* Begin Records for processing *

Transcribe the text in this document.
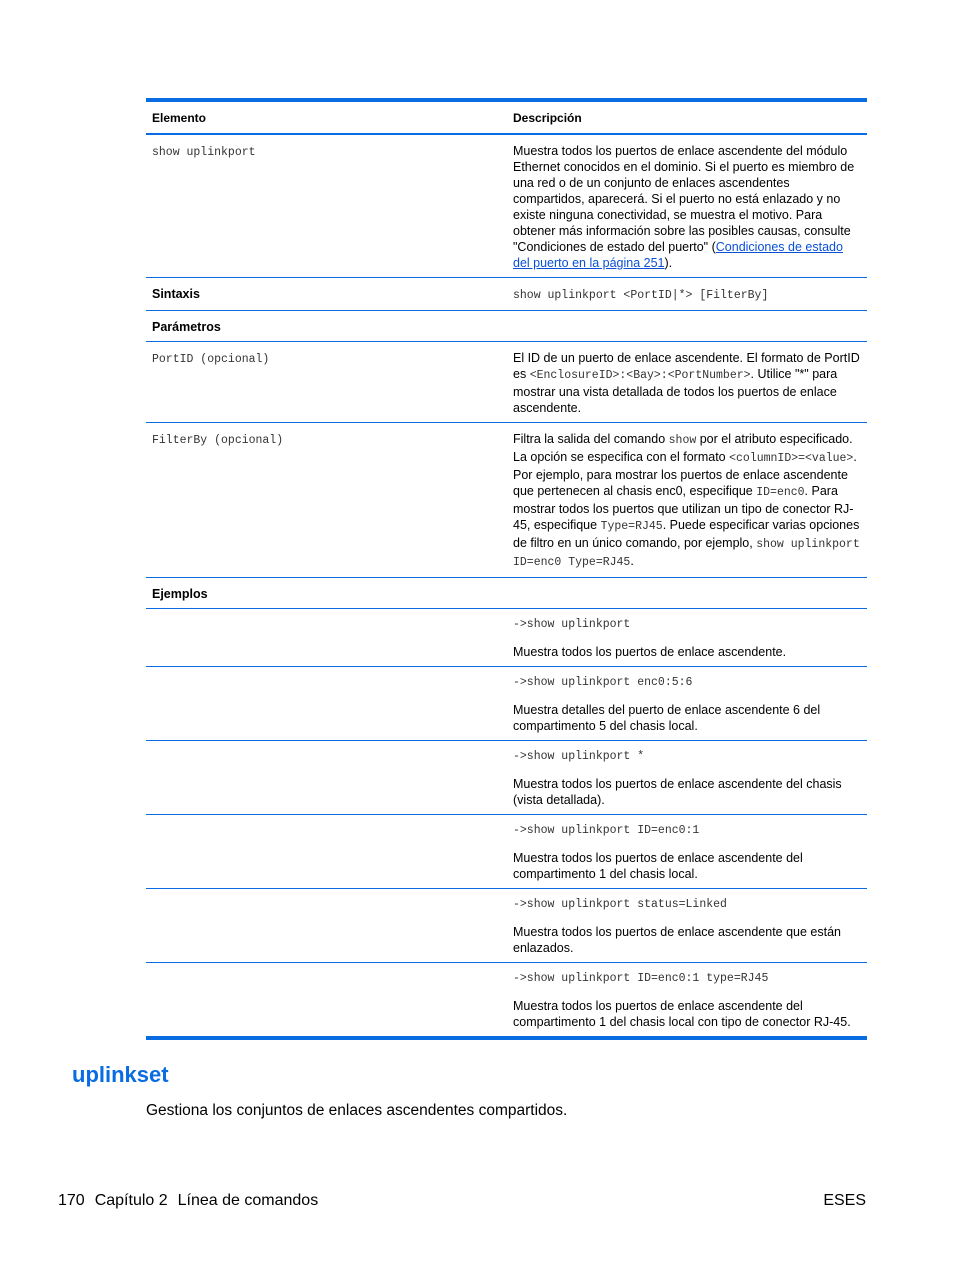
Elemento	Descripción
show uplinkport	Muestra todos los puertos de enlace ascendente del módulo Ethernet conocidos en el dominio. Si el puerto es miembro de una red o de un conjunto de enlaces ascendentes compartidos, aparecerá. Si el puerto no está enlazado y no existe ninguna conectividad, se muestra el motivo. Para obtener más información sobre las posibles causas, consulte "Condiciones de estado del puerto" (Condiciones de estado del puerto en la página 251).
Sintaxis	show uplinkport <PortID|*> [FilterBy]
Parámetros	
PortID (opcional)	El ID de un puerto de enlace ascendente. El formato de PortID es <EnclosureID>:<Bay>:<PortNumber>. Utilice "*" para mostrar una vista detallada de todos los puertos de enlace ascendente.
FilterBy (opcional)	Filtra la salida del comando show por el atributo especificado. La opción se especifica con el formato <columnID>=<value>. Por ejemplo, para mostrar los puertos de enlace ascendente que pertenecen al chasis enc0, especifique ID=enc0. Para mostrar todos los puertos que utilizan un tipo de conector RJ-45, especifique Type=RJ45. Puede especificar varias opciones de filtro en un único comando, por ejemplo, show uplinkport ID=enc0 Type=RJ45.
Ejemplos	

	->show uplinkport
Muestra todos los puertos de enlace ascendente.

	->show uplinkport enc0:5:6
Muestra detalles del puerto de enlace ascendente 6 del compartimento 5 del chasis local.

	->show uplinkport *
Muestra todos los puertos de enlace ascendente del chasis (vista detallada).

	->show uplinkport ID=enc0:1
Muestra todos los puertos de enlace ascendente del compartimento 1 del chasis local.

	->show uplinkport status=Linked
Muestra todos los puertos de enlace ascendente que están enlazados.

	->show uplinkport ID=enc0:1 type=RJ45
Muestra todos los puertos de enlace ascendente del compartimento 1 del chasis local con tipo de conector RJ-45.
uplinkset

Gestiona los conjuntos de enlaces ascendentes compartidos.

170 Capítulo 2 Línea de comandos	ESES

* End Records for processing *

» What is expected: Identify how many lines in the entries above include the string "vista", then state that number alone.

» Reply to the task: 2